**** Data rows ****

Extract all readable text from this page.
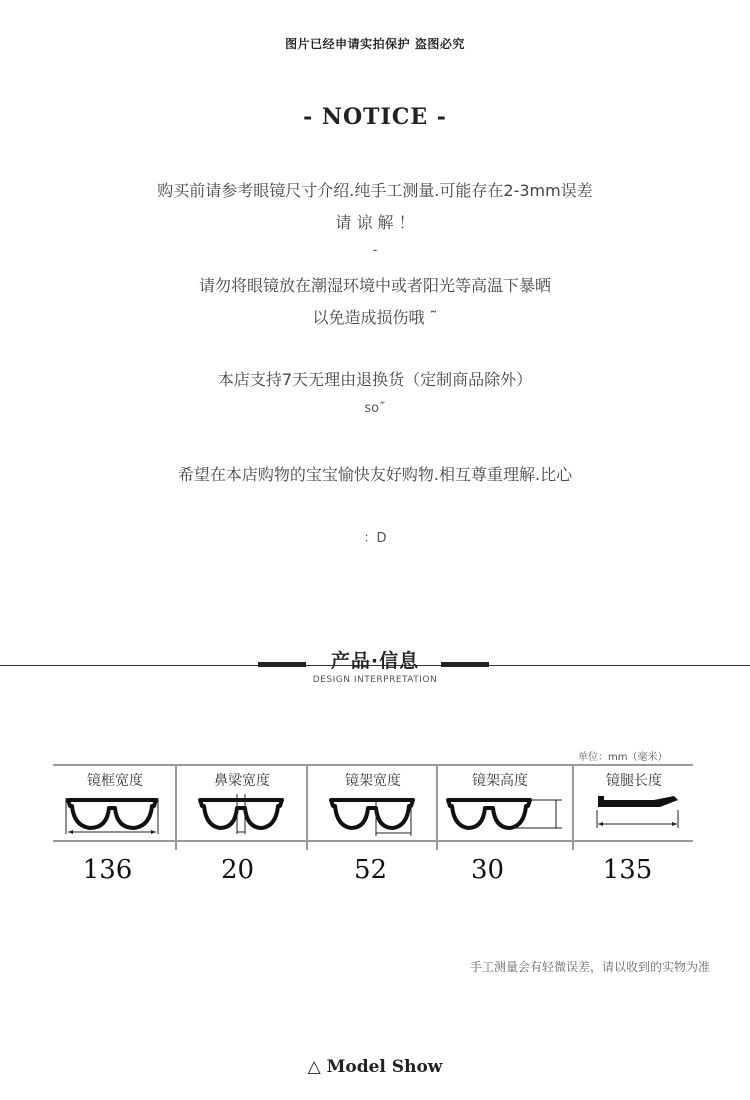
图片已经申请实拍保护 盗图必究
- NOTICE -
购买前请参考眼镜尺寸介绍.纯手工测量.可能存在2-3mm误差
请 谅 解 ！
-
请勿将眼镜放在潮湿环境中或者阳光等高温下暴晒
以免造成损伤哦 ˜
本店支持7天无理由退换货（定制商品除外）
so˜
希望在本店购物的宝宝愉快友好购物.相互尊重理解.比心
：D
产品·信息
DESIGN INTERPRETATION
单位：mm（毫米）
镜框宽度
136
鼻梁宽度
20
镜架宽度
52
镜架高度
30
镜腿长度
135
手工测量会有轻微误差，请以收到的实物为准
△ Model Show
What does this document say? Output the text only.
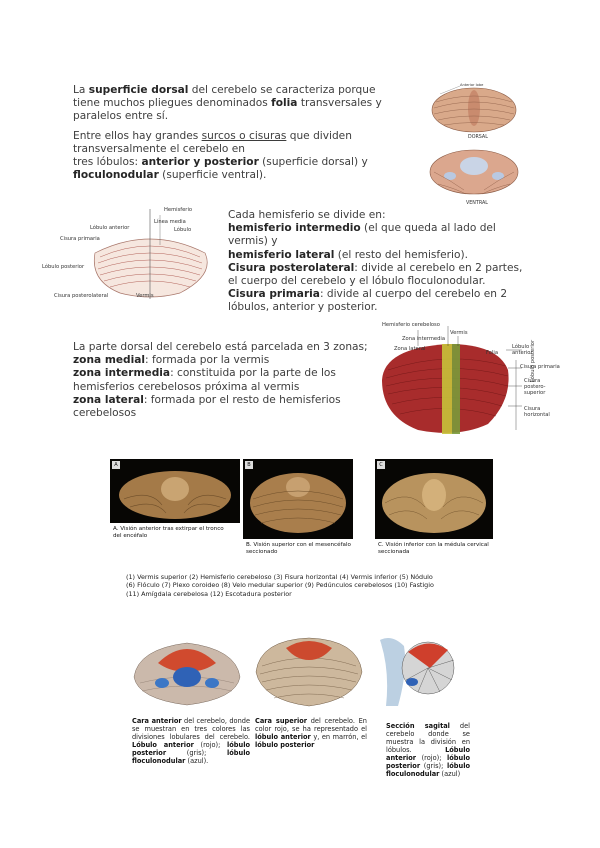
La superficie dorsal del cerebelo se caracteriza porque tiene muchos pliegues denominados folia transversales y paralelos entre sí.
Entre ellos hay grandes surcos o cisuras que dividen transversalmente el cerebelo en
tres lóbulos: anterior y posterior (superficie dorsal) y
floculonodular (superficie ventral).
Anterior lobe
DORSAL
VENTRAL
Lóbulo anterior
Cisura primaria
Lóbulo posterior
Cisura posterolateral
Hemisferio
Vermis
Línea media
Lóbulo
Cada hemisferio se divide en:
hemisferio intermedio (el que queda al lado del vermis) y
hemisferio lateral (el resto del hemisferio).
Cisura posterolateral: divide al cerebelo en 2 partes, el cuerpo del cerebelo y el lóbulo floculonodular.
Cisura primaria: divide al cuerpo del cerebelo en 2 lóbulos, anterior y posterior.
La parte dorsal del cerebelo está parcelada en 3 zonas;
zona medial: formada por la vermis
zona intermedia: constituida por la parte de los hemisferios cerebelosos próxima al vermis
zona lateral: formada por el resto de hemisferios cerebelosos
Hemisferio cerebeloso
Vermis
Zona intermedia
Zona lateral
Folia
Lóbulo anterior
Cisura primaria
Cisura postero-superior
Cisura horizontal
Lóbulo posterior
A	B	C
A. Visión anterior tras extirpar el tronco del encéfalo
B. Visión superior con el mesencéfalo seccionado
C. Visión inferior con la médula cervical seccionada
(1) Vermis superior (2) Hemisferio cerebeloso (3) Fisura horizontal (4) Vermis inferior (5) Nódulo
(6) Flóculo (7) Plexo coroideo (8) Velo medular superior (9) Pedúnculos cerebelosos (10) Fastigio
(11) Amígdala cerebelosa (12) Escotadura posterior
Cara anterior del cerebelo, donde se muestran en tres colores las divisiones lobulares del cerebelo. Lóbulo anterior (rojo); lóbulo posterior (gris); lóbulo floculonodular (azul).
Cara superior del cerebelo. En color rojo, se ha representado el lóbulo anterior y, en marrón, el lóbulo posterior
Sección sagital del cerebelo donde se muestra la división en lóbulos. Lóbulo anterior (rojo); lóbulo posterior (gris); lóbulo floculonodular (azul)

****

Each line above that includes "this" counts once; state the total and nothing more.

2